Task a:
In the records, reproduce the stretch from the line containing "minimize-icon[interactable]: –: [746, 5, 753, 18]" through the line containing "set-variable-header[interactable]: Set Variable", both ends included, without changing anything.

Excerpted passage:

__________________________________________________

# Rincon 650 duel exhaust



## racetex23 (Nov 5, 2014)

So im looking to do a project on my 650 that i am currently building. I was thinking of running a duel exhaust system using twin cherrybombs(glasspack) i know it will take some major rejetting. My question is is there any negative effects this could possible have?


----------



## Coolwizard (Feb 28, 2009)

If it is a car muffler, the back pressure wont be correct and you will most likely loose power.


----------



## Mac102004 (Apr 16, 2010)

You may notice it has only one cylinder.


----------



## racetex23 (Nov 5, 2014)

Coolwizard said:


> If it is a car muffler, the back pressure wont be correct and you will most likely loose power.


Thats what i was thinking so i was trying to think if a inline baffle would help out, almost like a restrictor plate in the exaust. I really want to get duels working good. Also thought about running two 350 hmf's

---------- Post added at 03:51 PM ---------- Previous post was at 03:43 PM ----------



Mac102004 said:


> You may notice it has only one cylinder.

__________________________________________________

Data listing:
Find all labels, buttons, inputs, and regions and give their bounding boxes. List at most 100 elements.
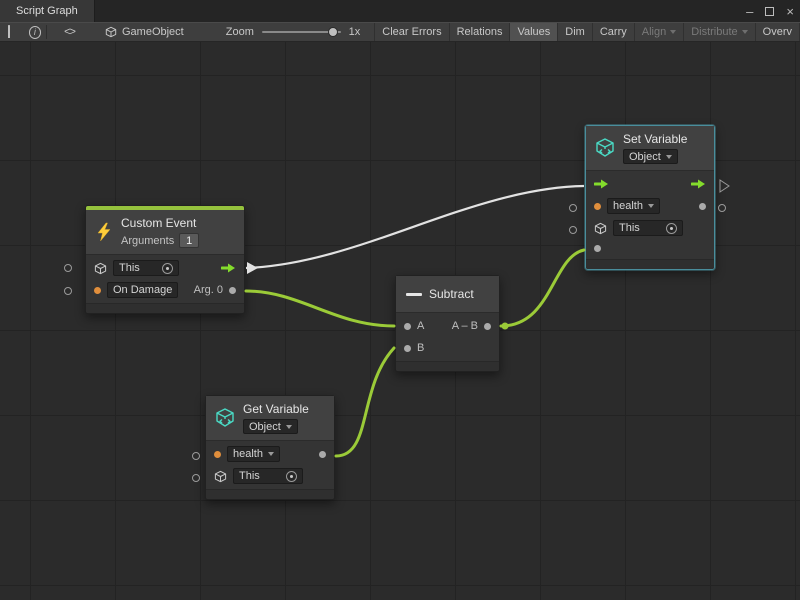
minimize-icon[interactable]: –: [746, 5, 753, 18]
get-variable-target-row: This: [206, 465, 334, 487]
chevron-down-icon: [666, 155, 672, 159]
graph-toolbar: i <> GameObject Zoom 1x Clear Errors Rel…: [0, 22, 800, 42]
result-output-port[interactable]: [484, 323, 491, 330]
variable-name-dropdown[interactable]: health: [607, 198, 660, 214]
subtract-header[interactable]: Subtract: [396, 276, 499, 313]
value-output-port[interactable]: [319, 451, 326, 458]
carry-toggle[interactable]: Carry: [592, 23, 634, 41]
variable-cube-icon: [214, 407, 236, 429]
node-subtract[interactable]: Subtract A A – B B: [395, 275, 500, 372]
info-icon[interactable]: i: [29, 26, 42, 39]
node-title: Set Variable: [623, 132, 687, 146]
port-set-variable-name[interactable]: [570, 205, 577, 212]
variable-name-port[interactable]: [594, 203, 601, 210]
flow-out-arrow-icon[interactable]: [691, 178, 706, 190]
this-object-field[interactable]: This: [233, 468, 303, 484]
variable-scope-dropdown[interactable]: Object: [243, 419, 298, 434]
custom-event-target-row: This: [86, 257, 244, 279]
this-object-field[interactable]: This: [613, 220, 683, 236]
this-value: This: [239, 470, 260, 482]
lock-icon[interactable]: [8, 26, 19, 38]
align-dropdown[interactable]: Align: [634, 23, 683, 41]
relations-toggle[interactable]: Relations: [449, 23, 510, 41]
port-get-variable-name[interactable]: [193, 453, 200, 460]
result-label: A – B: [452, 320, 478, 332]
clear-errors-button[interactable]: Clear Errors: [374, 23, 448, 41]
set-variable-header[interactable]: Set Variable Object: [586, 126, 714, 171]
values-toggle[interactable]: Values: [509, 23, 557, 41]
window-controls: – ×: [746, 0, 794, 22]
wire-subtract-to-set-variable[interactable]: [501, 250, 584, 326]
zoom-slider[interactable]: [262, 31, 341, 33]
node-footer: [586, 259, 714, 269]
code-icon[interactable]: <>: [64, 26, 75, 38]
value-output-port[interactable]: [699, 203, 706, 210]
chevron-down-icon: [742, 30, 748, 34]
variable-name-value: health: [613, 200, 643, 212]
window-tab-bar: Script Graph – ×: [0, 0, 800, 22]
event-name-field[interactable]: On Damage: [107, 282, 178, 298]
lightning-icon: [94, 222, 114, 242]
maximize-icon[interactable]: [765, 7, 774, 16]
tab-script-graph[interactable]: Script Graph: [0, 0, 95, 22]
node-get-variable[interactable]: Get Variable Object health: [205, 395, 335, 500]
port-set-variable-this[interactable]: [570, 227, 577, 234]
overview-button[interactable]: Overv: [755, 23, 800, 41]
arg0-output-port[interactable]: [229, 287, 236, 294]
this-object-field[interactable]: This: [113, 260, 179, 276]
wire-arg0-to-subtract-a[interactable]: [246, 291, 394, 326]
arguments-count-field[interactable]: 1: [179, 233, 199, 248]
cube-icon: [214, 470, 227, 483]
set-variable-target-row: This: [586, 217, 714, 239]
event-name-value: On Damage: [113, 284, 172, 296]
node-set-variable[interactable]: Set Variable Object: [585, 125, 715, 270]
port-get-variable-this[interactable]: [193, 475, 200, 482]
new-value-input-port[interactable]: [594, 245, 601, 252]
port-set-variable-flow-out[interactable]: [720, 180, 729, 192]
variable-name-port[interactable]: [214, 451, 221, 458]
zoom-label: Zoom: [226, 26, 254, 38]
port-custom-event-name[interactable]: [65, 288, 72, 295]
chevron-down-icon: [670, 30, 676, 34]
node-custom-event[interactable]: Custom Event Arguments 1 This: [85, 205, 245, 314]
flow-wire-start-arrow: [247, 262, 258, 274]
subtract-a-row: A A – B: [396, 315, 499, 337]
variable-name-dropdown[interactable]: health: [227, 446, 280, 462]
input-b-label: B: [417, 342, 424, 354]
get-variable-header[interactable]: Get Variable Object: [206, 396, 334, 441]
dim-toggle[interactable]: Dim: [557, 23, 592, 41]
input-a-port[interactable]: [404, 323, 411, 330]
object-picker-icon[interactable]: [162, 263, 173, 274]
flow-in-arrow-icon[interactable]: [594, 178, 609, 190]
event-name-port[interactable]: [94, 287, 101, 294]
object-picker-icon[interactable]: [286, 471, 297, 482]
node-footer: [396, 361, 499, 371]
subtract-b-row: B: [396, 337, 499, 359]
graph-canvas[interactable]: Custom Event Arguments 1 This: [0, 42, 800, 600]
object-picker-icon[interactable]: [666, 223, 677, 234]
variable-scope-dropdown[interactable]: Object: [623, 149, 678, 164]
variable-cube-icon: [594, 137, 616, 159]
input-b-port[interactable]: [404, 345, 411, 352]
distribute-label: Distribute: [691, 26, 737, 38]
node-footer: [86, 303, 244, 313]
toolbar-buttons: Clear Errors Relations Values Dim Carry …: [374, 23, 800, 41]
port-set-variable-value-out[interactable]: [719, 205, 726, 212]
custom-event-name-row: On Damage Arg. 0: [86, 279, 244, 301]
custom-event-header[interactable]: Custom Event Arguments 1: [86, 210, 244, 255]
gameobject-target-button[interactable]: GameObject: [105, 26, 184, 38]
zoom-slider-knob[interactable]: [328, 27, 338, 37]
node-title: Get Variable: [243, 402, 309, 416]
set-variable-flow-row: [586, 173, 714, 195]
distribute-dropdown[interactable]: Distribute: [683, 23, 754, 41]
chevron-down-icon: [648, 204, 654, 208]
wire-get-variable-to-subtract-b[interactable]: [336, 348, 394, 456]
close-icon[interactable]: ×: [786, 5, 794, 18]
gameobject-label: GameObject: [122, 26, 184, 38]
input-a-label: A: [417, 320, 424, 332]
wire-flow-custom-event-to-set-variable[interactable]: [246, 186, 584, 268]
subtract-output-connected-port[interactable]: [502, 323, 509, 330]
flow-out-arrow-icon[interactable]: [221, 262, 236, 274]
port-custom-event-this[interactable]: [65, 265, 72, 272]
node-title: Subtract: [429, 287, 474, 301]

__________________________________________________

Task b:
Write what comes next in the forum thread about a dual exhaust on a Rincon 650.

Exercise output a:
minimize-icon[interactable]: –: [746, 5, 753, 18]
get-variable-target-row: This: [206, 465, 334, 487]
chevron-down-icon: [666, 155, 672, 159]
graph-toolbar: i <> GameObject Zoom 1x Clear Errors Rel…: [0, 22, 800, 42]
result-output-port[interactable]: [484, 323, 491, 330]
variable-name-dropdown[interactable]: health: [607, 198, 660, 214]
subtract-header[interactable]: Subtract: [396, 276, 499, 313]
value-output-port[interactable]: [319, 451, 326, 458]
carry-toggle[interactable]: Carry: [592, 23, 634, 41]
variable-cube-icon: [214, 407, 236, 429]
node-subtract[interactable]: Subtract A A – B B: [395, 275, 500, 372]
info-icon[interactable]: i: [29, 26, 42, 39]
node-title: Set Variable: [623, 132, 687, 146]
port-set-variable-name[interactable]: [570, 205, 577, 212]
variable-name-port[interactable]: [594, 203, 601, 210]
flow-out-arrow-icon[interactable]: [691, 178, 706, 190]
this-object-field[interactable]: This: [233, 468, 303, 484]
variable-scope-dropdown[interactable]: Object: [243, 419, 298, 434]
custom-event-target-row: This: [86, 257, 244, 279]
this-object-field[interactable]: This: [613, 220, 683, 236]
this-value: This: [239, 470, 260, 482]
lock-icon[interactable]: [8, 26, 19, 38]
align-dropdown[interactable]: Align: [634, 23, 683, 41]
relations-toggle[interactable]: Relations: [449, 23, 510, 41]
port-get-variable-name[interactable]: [193, 453, 200, 460]
result-label: A – B: [452, 320, 478, 332]
clear-errors-button[interactable]: Clear Errors: [374, 23, 448, 41]
set-variable-header[interactable]: Set Variable Object: [586, 126, 714, 171]

Exercise output b:
I am fully aware it is a single cylinder lol I would fab a Y in order to duel it


----------



## Stimpy (Jan 26, 2012)

I know some boys that used tractor mufflers on there 450, and 350's seemed to work good and not near as loud as a hmf


Sent from my iPhone using Tapatalk


----------



## JCooper (Jan 1, 2015)

Mac102004 said:


> You may notice it has only one cylinder.


^^ THIS lol!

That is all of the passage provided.